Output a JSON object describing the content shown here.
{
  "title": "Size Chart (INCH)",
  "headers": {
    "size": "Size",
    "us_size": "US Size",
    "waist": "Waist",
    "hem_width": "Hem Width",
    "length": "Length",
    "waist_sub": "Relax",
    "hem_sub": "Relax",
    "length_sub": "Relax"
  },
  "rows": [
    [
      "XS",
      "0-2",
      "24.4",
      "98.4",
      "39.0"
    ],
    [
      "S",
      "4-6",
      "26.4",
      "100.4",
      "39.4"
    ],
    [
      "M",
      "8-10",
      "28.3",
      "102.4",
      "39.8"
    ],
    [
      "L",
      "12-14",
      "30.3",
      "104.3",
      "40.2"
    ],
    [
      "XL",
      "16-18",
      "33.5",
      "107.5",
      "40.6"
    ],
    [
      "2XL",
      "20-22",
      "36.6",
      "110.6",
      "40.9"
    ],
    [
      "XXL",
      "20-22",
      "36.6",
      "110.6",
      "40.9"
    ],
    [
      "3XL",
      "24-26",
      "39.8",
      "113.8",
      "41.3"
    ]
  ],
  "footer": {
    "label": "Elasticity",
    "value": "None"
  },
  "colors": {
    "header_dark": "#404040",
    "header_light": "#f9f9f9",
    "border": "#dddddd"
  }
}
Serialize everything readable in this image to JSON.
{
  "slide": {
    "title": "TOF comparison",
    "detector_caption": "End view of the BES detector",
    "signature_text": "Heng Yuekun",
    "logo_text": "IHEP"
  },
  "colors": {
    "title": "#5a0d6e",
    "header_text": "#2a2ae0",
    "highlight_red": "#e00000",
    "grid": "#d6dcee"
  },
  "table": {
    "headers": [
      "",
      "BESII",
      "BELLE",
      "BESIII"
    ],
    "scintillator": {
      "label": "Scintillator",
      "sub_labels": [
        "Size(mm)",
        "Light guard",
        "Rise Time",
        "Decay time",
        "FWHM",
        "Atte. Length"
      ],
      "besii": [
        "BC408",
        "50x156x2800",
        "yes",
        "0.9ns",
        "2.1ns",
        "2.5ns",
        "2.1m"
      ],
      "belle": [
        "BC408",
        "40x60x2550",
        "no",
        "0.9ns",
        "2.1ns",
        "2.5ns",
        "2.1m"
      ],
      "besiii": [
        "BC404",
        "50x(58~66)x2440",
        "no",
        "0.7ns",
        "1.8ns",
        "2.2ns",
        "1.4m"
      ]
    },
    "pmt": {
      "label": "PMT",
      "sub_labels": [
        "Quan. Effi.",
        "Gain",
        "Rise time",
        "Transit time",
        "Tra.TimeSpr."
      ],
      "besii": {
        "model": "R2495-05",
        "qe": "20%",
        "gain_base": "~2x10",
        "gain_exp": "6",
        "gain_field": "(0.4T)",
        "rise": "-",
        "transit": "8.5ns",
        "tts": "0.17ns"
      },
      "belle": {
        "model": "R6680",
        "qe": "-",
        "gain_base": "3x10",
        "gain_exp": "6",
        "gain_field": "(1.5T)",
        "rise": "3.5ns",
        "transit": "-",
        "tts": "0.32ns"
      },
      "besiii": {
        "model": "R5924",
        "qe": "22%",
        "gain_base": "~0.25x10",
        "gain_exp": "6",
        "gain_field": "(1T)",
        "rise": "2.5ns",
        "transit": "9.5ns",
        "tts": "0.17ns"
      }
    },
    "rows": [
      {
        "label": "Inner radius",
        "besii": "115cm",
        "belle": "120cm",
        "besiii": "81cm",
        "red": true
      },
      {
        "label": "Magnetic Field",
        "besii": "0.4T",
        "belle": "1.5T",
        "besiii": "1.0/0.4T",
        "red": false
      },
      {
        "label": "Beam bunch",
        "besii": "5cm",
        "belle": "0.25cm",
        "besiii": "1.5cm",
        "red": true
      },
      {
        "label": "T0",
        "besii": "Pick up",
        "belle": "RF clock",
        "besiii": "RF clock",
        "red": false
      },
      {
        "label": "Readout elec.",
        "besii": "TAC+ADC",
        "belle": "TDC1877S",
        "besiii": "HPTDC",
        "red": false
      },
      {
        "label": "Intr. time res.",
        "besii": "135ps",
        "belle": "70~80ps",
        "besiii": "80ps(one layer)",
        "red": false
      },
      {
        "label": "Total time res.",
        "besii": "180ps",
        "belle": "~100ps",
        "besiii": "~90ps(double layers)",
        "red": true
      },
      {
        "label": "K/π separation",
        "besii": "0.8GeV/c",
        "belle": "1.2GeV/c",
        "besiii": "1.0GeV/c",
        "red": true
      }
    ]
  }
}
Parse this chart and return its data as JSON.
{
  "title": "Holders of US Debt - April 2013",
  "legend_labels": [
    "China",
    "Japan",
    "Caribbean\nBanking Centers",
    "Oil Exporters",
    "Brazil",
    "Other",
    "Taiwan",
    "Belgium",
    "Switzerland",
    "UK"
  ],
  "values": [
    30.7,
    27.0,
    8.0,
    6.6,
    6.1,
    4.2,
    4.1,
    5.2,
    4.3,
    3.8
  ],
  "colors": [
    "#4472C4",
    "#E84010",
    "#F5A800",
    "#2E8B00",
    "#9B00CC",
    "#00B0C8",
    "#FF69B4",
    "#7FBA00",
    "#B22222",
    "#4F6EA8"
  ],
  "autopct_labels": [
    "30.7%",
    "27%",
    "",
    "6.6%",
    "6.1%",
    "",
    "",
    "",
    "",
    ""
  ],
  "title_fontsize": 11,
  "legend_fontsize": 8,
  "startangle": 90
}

### [Task to complete]
Extract each entry in full, exactly as given.

### [Expected answer]
Output a JSON object describing the content shown here.
{
  "title": "Size Chart (INCH)",
  "headers": {
    "size": "Size",
    "us_size": "US Size",
    "waist": "Waist",
    "hem_width": "Hem Width",
    "length": "Length",
    "waist_sub": "Relax",
    "hem_sub": "Relax",
    "length_sub": "Relax"
  },
  "rows": [
    [
      "XS",
      "0-2",
      "24.4",
      "98.4",
      "39.0"
    ],
    [
      "S",
      "4-6",
      "26.4",
      "100.4",
      "39.4"
    ],
    [
      "M",
      "8-10",
      "28.3",
      "102.4",
      "39.8"
    ],
    [
      "L",
      "12-14",
      "30.3",
      "104.3",
      "40.2"
    ],
    [
      "XL",
      "16-18",
      "33.5",
      "107.5",
      "40.6"
    ],
    [
      "2XL",
      "20-22",
      "36.6",
      "110.6",
      "40.9"
    ],
    [
      "XXL",
      "20-22",
      "36.6",
      "110.6",
      "40.9"
    ],
    [
      "3XL",
      "24-26",
      "39.8",
      "113.8",
      "41.3"
    ]
  ],
  "footer": {
    "label": "Elasticity",
    "value": "None"
  },
  "colors": {
    "header_dark": "#404040",
    "header_light": "#f9f9f9",
    "border": "#dddddd"
  }
}
Serialize everything readable in this image to JSON.
{
  "slide": {
    "title": "TOF comparison",
    "detector_caption": "End view of the BES detector",
    "signature_text": "Heng Yuekun",
    "logo_text": "IHEP"
  },
  "colors": {
    "title": "#5a0d6e",
    "header_text": "#2a2ae0",
    "highlight_red": "#e00000",
    "grid": "#d6dcee"
  },
  "table": {
    "headers": [
      "",
      "BESII",
      "BELLE",
      "BESIII"
    ],
    "scintillator": {
      "label": "Scintillator",
      "sub_labels": [
        "Size(mm)",
        "Light guard",
        "Rise Time",
        "Decay time",
        "FWHM",
        "Atte. Length"
      ],
      "besii": [
        "BC408",
        "50x156x2800",
        "yes",
        "0.9ns",
        "2.1ns",
        "2.5ns",
        "2.1m"
      ],
      "belle": [
        "BC408",
        "40x60x2550",
        "no",
        "0.9ns",
        "2.1ns",
        "2.5ns",
        "2.1m"
      ],
      "besiii": [
        "BC404",
        "50x(58~66)x2440",
        "no",
        "0.7ns",
        "1.8ns",
        "2.2ns",
        "1.4m"
      ]
    },
    "pmt": {
      "label": "PMT",
      "sub_labels": [
        "Quan. Effi.",
        "Gain",
        "Rise time",
        "Transit time",
        "Tra.TimeSpr."
      ],
      "besii": {
        "model": "R2495-05",
        "qe": "20%",
        "gain_base": "~2x10",
        "gain_exp": "6",
        "gain_field": "(0.4T)",
        "rise": "-",
        "transit": "8.5ns",
        "tts": "0.17ns"
      },
      "belle": {
        "model": "R6680",
        "qe": "-",
        "gain_base": "3x10",
        "gain_exp": "6",
        "gain_field": "(1.5T)",
        "rise": "3.5ns",
        "transit": "-",
        "tts": "0.32ns"
      },
      "besiii": {
        "model": "R5924",
        "qe": "22%",
        "gain_base": "~0.25x10",
        "gain_exp": "6",
        "gain_field": "(1T)",
        "rise": "2.5ns",
        "transit": "9.5ns",
        "tts": "0.17ns"
      }
    },
    "rows": [
      {
        "label": "Inner radius",
        "besii": "115cm",
        "belle": "120cm",
        "besiii": "81cm",
        "red": true
      },
      {
        "label": "Magnetic Field",
        "besii": "0.4T",
        "belle": "1.5T",
        "besiii": "1.0/0.4T",
        "red": false
      },
      {
        "label": "Beam bunch",
        "besii": "5cm",
        "belle": "0.25cm",
        "besiii": "1.5cm",
        "red": true
      },
      {
        "label": "T0",
        "besii": "Pick up",
        "belle": "RF clock",
        "besiii": "RF clock",
        "red": false
      },
      {
        "label": "Readout elec.",
        "besii": "TAC+ADC",
        "belle": "TDC1877S",
        "besiii": "HPTDC",
        "red": false
      },
      {
        "label": "Intr. time res.",
        "besii": "135ps",
        "belle": "70~80ps",
        "besiii": "80ps(one layer)",
        "red": false
      },
      {
        "label": "Total time res.",
        "besii": "180ps",
        "belle": "~100ps",
        "besiii": "~90ps(double layers)",
        "red": true
      },
      {
        "label": "K/π separation",
        "besii": "0.8GeV/c",
        "belle": "1.2GeV/c",
        "besiii": "1.0GeV/c",
        "red": true
      }
    ]
  }
}
Parse this chart and return its data as JSON.
{
  "title": "Holders of US Debt - April 2013",
  "legend_labels": [
    "China",
    "Japan",
    "Caribbean\nBanking Centers",
    "Oil Exporters",
    "Brazil",
    "Other",
    "Taiwan",
    "Belgium",
    "Switzerland",
    "UK"
  ],
  "values": [
    30.7,
    27.0,
    8.0,
    6.6,
    6.1,
    4.2,
    4.1,
    5.2,
    4.3,
    3.8
  ],
  "colors": [
    "#4472C4",
    "#E84010",
    "#F5A800",
    "#2E8B00",
    "#9B00CC",
    "#00B0C8",
    "#FF69B4",
    "#7FBA00",
    "#B22222",
    "#4F6EA8"
  ],
  "autopct_labels": [
    "30.7%",
    "27%",
    "",
    "6.6%",
    "6.1%",
    "",
    "",
    "",
    "",
    ""
  ],
  "title_fontsize": 11,
  "legend_fontsize": 8,
  "startangle": 90
}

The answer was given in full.